[Opening Material shown section]

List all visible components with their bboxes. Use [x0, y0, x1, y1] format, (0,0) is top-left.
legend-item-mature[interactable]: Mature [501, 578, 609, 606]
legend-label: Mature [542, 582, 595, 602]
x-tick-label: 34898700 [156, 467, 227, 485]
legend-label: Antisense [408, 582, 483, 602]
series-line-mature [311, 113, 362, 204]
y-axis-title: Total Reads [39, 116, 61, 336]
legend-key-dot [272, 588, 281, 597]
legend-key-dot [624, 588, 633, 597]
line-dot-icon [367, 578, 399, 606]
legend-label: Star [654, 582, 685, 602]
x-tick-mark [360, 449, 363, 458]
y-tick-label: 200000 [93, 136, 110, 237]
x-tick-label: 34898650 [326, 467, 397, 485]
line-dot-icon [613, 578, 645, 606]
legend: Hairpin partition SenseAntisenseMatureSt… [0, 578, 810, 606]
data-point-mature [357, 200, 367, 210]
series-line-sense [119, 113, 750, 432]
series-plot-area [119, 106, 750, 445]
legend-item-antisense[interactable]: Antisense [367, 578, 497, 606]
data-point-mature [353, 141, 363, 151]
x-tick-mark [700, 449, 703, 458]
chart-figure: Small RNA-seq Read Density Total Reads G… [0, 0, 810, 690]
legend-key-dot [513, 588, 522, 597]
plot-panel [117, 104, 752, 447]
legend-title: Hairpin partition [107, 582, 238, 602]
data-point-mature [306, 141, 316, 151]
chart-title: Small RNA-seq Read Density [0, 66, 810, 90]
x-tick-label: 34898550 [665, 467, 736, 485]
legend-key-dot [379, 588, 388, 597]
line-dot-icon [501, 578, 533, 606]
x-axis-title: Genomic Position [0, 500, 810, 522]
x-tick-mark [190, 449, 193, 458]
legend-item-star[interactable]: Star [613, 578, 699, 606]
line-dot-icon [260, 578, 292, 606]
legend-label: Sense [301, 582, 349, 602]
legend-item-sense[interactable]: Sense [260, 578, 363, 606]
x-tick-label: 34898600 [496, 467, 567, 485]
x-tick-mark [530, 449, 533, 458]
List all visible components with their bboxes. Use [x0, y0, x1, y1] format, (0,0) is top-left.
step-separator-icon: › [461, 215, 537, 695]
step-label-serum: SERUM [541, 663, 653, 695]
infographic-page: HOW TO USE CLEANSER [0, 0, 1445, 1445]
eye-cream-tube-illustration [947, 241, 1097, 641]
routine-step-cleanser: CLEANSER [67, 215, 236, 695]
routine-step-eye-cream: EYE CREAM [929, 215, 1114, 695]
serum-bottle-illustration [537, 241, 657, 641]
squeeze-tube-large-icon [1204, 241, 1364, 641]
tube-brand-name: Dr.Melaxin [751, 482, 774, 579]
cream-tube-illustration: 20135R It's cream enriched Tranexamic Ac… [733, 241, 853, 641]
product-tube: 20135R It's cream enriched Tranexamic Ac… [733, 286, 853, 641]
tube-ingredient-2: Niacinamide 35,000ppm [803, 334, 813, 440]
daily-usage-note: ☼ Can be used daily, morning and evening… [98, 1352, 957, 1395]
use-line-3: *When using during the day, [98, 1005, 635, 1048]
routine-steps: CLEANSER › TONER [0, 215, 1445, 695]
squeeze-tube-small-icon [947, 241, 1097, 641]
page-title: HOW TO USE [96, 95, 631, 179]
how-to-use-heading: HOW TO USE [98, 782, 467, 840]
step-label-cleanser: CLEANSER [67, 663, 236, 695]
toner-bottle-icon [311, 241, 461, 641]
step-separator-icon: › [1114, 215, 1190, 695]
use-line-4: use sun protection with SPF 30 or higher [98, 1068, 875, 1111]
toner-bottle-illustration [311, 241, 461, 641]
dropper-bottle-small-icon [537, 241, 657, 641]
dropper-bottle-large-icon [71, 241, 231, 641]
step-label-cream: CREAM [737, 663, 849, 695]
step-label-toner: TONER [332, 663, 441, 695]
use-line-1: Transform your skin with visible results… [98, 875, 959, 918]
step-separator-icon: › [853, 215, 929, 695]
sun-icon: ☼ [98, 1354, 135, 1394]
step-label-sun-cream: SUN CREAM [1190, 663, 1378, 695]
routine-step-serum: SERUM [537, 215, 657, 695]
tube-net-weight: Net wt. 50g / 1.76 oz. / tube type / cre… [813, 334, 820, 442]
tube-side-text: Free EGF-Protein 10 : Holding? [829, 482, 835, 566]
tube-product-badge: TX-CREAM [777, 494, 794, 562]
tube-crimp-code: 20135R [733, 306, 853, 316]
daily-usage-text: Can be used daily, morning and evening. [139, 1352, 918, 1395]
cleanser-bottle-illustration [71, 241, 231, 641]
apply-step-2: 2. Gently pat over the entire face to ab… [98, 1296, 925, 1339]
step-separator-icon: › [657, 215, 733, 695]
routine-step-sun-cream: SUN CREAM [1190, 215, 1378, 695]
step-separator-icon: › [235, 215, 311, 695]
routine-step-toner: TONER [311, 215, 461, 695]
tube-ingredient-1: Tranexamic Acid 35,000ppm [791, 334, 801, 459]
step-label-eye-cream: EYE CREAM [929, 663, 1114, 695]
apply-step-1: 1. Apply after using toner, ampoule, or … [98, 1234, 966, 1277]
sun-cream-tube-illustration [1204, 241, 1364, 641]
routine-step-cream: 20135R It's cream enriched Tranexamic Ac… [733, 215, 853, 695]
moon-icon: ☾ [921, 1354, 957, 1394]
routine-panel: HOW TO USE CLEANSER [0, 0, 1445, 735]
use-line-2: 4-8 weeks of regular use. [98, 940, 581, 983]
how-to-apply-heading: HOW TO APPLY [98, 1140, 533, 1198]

[Closing Material shown section]

■ Task details: Each line that contains the word "title" adds to the total; give the total for the material and nothing else.

■ Expected answer: 5